## Exercise brief
Reproduce the records below, renaming every occurrence of "cell-inflow" to "cell-net-inflow" and leaving all other text unchanged.

## Records shown

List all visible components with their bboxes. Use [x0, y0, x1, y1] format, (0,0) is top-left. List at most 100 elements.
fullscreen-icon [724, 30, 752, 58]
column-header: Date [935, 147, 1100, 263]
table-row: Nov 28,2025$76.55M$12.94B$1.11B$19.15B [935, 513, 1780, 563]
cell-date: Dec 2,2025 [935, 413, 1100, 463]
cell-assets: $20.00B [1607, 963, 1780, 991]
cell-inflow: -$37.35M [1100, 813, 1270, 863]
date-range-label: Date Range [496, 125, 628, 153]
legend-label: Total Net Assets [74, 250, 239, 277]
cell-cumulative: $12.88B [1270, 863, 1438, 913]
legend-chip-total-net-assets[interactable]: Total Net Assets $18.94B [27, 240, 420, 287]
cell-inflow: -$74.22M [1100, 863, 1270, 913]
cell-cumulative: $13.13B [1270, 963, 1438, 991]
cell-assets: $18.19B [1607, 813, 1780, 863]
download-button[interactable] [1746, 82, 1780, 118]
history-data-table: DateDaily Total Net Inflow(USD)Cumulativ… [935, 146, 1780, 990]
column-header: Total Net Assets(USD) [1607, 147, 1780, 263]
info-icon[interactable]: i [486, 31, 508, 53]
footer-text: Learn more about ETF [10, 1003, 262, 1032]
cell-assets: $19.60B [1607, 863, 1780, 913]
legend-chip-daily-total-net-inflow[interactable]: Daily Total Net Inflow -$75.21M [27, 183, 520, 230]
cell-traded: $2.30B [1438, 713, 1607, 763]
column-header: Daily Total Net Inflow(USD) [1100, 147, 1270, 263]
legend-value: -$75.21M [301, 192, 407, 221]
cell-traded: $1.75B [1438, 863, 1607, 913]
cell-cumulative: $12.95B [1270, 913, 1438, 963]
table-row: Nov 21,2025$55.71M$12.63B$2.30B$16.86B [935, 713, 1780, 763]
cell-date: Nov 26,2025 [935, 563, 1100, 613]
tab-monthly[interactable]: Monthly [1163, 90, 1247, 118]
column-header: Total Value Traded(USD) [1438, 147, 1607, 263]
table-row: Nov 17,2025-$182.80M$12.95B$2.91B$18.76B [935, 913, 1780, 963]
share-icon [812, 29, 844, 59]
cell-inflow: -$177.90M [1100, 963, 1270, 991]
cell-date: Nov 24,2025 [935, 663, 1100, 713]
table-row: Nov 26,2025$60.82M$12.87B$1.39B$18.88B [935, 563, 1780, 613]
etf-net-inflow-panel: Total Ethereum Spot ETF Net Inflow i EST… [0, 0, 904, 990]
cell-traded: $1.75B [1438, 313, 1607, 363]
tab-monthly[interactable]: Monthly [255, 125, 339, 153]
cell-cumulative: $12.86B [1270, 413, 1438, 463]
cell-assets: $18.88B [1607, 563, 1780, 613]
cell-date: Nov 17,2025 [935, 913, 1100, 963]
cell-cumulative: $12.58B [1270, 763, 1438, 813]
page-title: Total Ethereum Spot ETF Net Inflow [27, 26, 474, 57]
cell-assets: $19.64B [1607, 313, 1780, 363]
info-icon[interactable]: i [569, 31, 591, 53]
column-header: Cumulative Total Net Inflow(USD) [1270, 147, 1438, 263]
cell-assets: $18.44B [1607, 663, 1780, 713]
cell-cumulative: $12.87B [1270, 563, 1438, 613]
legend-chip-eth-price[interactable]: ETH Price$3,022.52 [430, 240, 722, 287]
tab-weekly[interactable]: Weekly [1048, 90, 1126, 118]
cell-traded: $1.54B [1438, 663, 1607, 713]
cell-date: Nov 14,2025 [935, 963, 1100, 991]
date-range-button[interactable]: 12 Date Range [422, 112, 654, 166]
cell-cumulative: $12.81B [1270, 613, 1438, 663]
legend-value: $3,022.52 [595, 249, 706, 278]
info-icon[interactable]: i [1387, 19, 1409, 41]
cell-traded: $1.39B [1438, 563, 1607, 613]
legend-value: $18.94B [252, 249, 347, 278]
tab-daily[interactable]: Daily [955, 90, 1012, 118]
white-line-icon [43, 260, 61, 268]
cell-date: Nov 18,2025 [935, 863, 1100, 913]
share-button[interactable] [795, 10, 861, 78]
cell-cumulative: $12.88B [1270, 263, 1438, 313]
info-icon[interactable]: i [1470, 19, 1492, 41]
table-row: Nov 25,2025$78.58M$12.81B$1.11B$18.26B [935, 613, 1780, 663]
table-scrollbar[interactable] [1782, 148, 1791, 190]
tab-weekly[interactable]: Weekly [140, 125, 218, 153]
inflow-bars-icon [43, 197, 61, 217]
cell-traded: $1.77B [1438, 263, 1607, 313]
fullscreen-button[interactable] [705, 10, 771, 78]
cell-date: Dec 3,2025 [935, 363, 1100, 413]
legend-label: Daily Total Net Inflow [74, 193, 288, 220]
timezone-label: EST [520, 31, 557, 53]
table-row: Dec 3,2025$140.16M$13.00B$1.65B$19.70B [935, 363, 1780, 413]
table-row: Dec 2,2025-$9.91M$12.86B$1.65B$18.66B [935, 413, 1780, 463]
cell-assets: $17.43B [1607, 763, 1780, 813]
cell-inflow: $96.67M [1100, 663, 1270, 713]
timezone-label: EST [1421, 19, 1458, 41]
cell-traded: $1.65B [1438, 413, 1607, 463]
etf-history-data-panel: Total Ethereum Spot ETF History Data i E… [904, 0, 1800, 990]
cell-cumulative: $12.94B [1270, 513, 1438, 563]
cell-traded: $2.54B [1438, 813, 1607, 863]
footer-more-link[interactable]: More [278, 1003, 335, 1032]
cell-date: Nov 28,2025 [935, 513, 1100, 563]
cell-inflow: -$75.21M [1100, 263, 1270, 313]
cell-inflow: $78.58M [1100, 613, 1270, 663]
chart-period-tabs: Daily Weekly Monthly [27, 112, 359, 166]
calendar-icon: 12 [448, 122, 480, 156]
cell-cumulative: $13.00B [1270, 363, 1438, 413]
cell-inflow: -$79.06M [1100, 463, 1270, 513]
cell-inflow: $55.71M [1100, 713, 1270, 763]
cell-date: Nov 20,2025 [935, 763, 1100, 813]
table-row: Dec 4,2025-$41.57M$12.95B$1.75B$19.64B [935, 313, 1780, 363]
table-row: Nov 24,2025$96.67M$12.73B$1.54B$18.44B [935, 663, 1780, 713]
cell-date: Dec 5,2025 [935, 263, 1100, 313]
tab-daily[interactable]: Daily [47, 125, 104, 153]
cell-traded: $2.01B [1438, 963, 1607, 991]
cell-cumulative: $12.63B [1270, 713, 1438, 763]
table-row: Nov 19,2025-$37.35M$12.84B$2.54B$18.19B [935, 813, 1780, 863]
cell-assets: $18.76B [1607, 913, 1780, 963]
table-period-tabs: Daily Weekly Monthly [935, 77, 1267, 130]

## Written response
List all visible components with their bboxes. Use [x0, y0, x1, y1] format, (0,0) is top-left. List at most 100 elements.
fullscreen-icon [724, 30, 752, 58]
column-header: Date [935, 147, 1100, 263]
table-row: Nov 28,2025$76.55M$12.94B$1.11B$19.15B [935, 513, 1780, 563]
cell-date: Dec 2,2025 [935, 413, 1100, 463]
cell-assets: $20.00B [1607, 963, 1780, 991]
cell-net-inflow: -$37.35M [1100, 813, 1270, 863]
date-range-label: Date Range [496, 125, 628, 153]
legend-label: Total Net Assets [74, 250, 239, 277]
cell-cumulative: $12.88B [1270, 863, 1438, 913]
legend-chip-total-net-assets[interactable]: Total Net Assets $18.94B [27, 240, 420, 287]
cell-net-inflow: -$74.22M [1100, 863, 1270, 913]
cell-cumulative: $13.13B [1270, 963, 1438, 991]
cell-assets: $18.19B [1607, 813, 1780, 863]
download-button[interactable] [1746, 82, 1780, 118]
history-data-table: DateDaily Total Net Inflow(USD)Cumulativ… [935, 146, 1780, 990]
column-header: Total Net Assets(USD) [1607, 147, 1780, 263]
info-icon[interactable]: i [486, 31, 508, 53]
footer-text: Learn more about ETF [10, 1003, 262, 1032]
cell-assets: $19.60B [1607, 863, 1780, 913]
legend-chip-daily-total-net-inflow[interactable]: Daily Total Net Inflow -$75.21M [27, 183, 520, 230]
cell-traded: $2.30B [1438, 713, 1607, 763]
column-header: Daily Total Net Inflow(USD) [1100, 147, 1270, 263]
legend-value: -$75.21M [301, 192, 407, 221]
cell-traded: $1.75B [1438, 863, 1607, 913]
cell-cumulative: $12.95B [1270, 913, 1438, 963]
table-row: Nov 21,2025$55.71M$12.63B$2.30B$16.86B [935, 713, 1780, 763]
cell-date: Nov 26,2025 [935, 563, 1100, 613]
tab-monthly[interactable]: Monthly [1163, 90, 1247, 118]
column-header: Total Value Traded(USD) [1438, 147, 1607, 263]
table-row: Nov 17,2025-$182.80M$12.95B$2.91B$18.76B [935, 913, 1780, 963]
share-icon [812, 29, 844, 59]
cell-net-inflow: -$177.90M [1100, 963, 1270, 991]
cell-date: Nov 24,2025 [935, 663, 1100, 713]
table-row: Nov 26,2025$60.82M$12.87B$1.39B$18.88B [935, 563, 1780, 613]
etf-net-inflow-panel: Total Ethereum Spot ETF Net Inflow i EST… [0, 0, 904, 990]
cell-traded: $1.75B [1438, 313, 1607, 363]
tab-monthly[interactable]: Monthly [255, 125, 339, 153]
cell-cumulative: $12.86B [1270, 413, 1438, 463]
cell-assets: $18.88B [1607, 563, 1780, 613]
cell-date: Nov 17,2025 [935, 913, 1100, 963]
cell-cumulative: $12.58B [1270, 763, 1438, 813]
page-title: Total Ethereum Spot ETF Net Inflow [27, 26, 474, 57]
cell-assets: $19.64B [1607, 313, 1780, 363]
info-icon[interactable]: i [569, 31, 591, 53]
column-header: Cumulative Total Net Inflow(USD) [1270, 147, 1438, 263]
cell-assets: $18.44B [1607, 663, 1780, 713]
cell-cumulative: $12.87B [1270, 563, 1438, 613]
legend-chip-eth-price[interactable]: ETH Price$3,022.52 [430, 240, 722, 287]
tab-weekly[interactable]: Weekly [1048, 90, 1126, 118]
cell-traded: $1.54B [1438, 663, 1607, 713]
cell-date: Nov 14,2025 [935, 963, 1100, 991]
date-range-button[interactable]: 12 Date Range [422, 112, 654, 166]
cell-cumulative: $12.81B [1270, 613, 1438, 663]
legend-value: $3,022.52 [595, 249, 706, 278]
info-icon[interactable]: i [1387, 19, 1409, 41]
cell-traded: $1.39B [1438, 563, 1607, 613]
legend-value: $18.94B [252, 249, 347, 278]
tab-daily[interactable]: Daily [955, 90, 1012, 118]
white-line-icon [43, 260, 61, 268]
cell-date: Nov 18,2025 [935, 863, 1100, 913]
share-button[interactable] [795, 10, 861, 78]
cell-cumulative: $12.88B [1270, 263, 1438, 313]
info-icon[interactable]: i [1470, 19, 1492, 41]
table-row: Nov 25,2025$78.58M$12.81B$1.11B$18.26B [935, 613, 1780, 663]
table-scrollbar[interactable] [1782, 148, 1791, 190]
tab-weekly[interactable]: Weekly [140, 125, 218, 153]
inflow-bars-icon [43, 197, 61, 217]
cell-traded: $1.77B [1438, 263, 1607, 313]
fullscreen-button[interactable] [705, 10, 771, 78]
cell-date: Dec 3,2025 [935, 363, 1100, 413]
legend-label: Daily Total Net Inflow [74, 193, 288, 220]
timezone-label: EST [520, 31, 557, 53]
table-row: Dec 3,2025$140.16M$13.00B$1.65B$19.70B [935, 363, 1780, 413]
table-row: Dec 2,2025-$9.91M$12.86B$1.65B$18.66B [935, 413, 1780, 463]
cell-assets: $17.43B [1607, 763, 1780, 813]
cell-net-inflow: $96.67M [1100, 663, 1270, 713]
timezone-label: EST [1421, 19, 1458, 41]
cell-traded: $1.65B [1438, 413, 1607, 463]
etf-history-data-panel: Total Ethereum Spot ETF History Data i E… [904, 0, 1800, 990]
cell-cumulative: $12.94B [1270, 513, 1438, 563]
cell-traded: $2.54B [1438, 813, 1607, 863]
footer-more-link[interactable]: More [278, 1003, 335, 1032]
cell-date: Nov 28,2025 [935, 513, 1100, 563]
cell-net-inflow: -$75.21M [1100, 263, 1270, 313]
cell-net-inflow: $78.58M [1100, 613, 1270, 663]
chart-period-tabs: Daily Weekly Monthly [27, 112, 359, 166]
calendar-icon: 12 [448, 122, 480, 156]
cell-cumulative: $13.00B [1270, 363, 1438, 413]
cell-net-inflow: -$79.06M [1100, 463, 1270, 513]
cell-net-inflow: $55.71M [1100, 713, 1270, 763]
cell-date: Nov 20,2025 [935, 763, 1100, 813]
table-row: Dec 4,2025-$41.57M$12.95B$1.75B$19.64B [935, 313, 1780, 363]
table-row: Nov 24,2025$96.67M$12.73B$1.54B$18.44B [935, 663, 1780, 713]
cell-date: Dec 5,2025 [935, 263, 1100, 313]
tab-daily[interactable]: Daily [47, 125, 104, 153]
cell-traded: $2.01B [1438, 963, 1607, 991]
cell-cumulative: $12.63B [1270, 713, 1438, 763]
table-row: Nov 19,2025-$37.35M$12.84B$2.54B$18.19B [935, 813, 1780, 863]
cell-assets: $18.76B [1607, 913, 1780, 963]
table-period-tabs: Daily Weekly Monthly [935, 77, 1267, 130]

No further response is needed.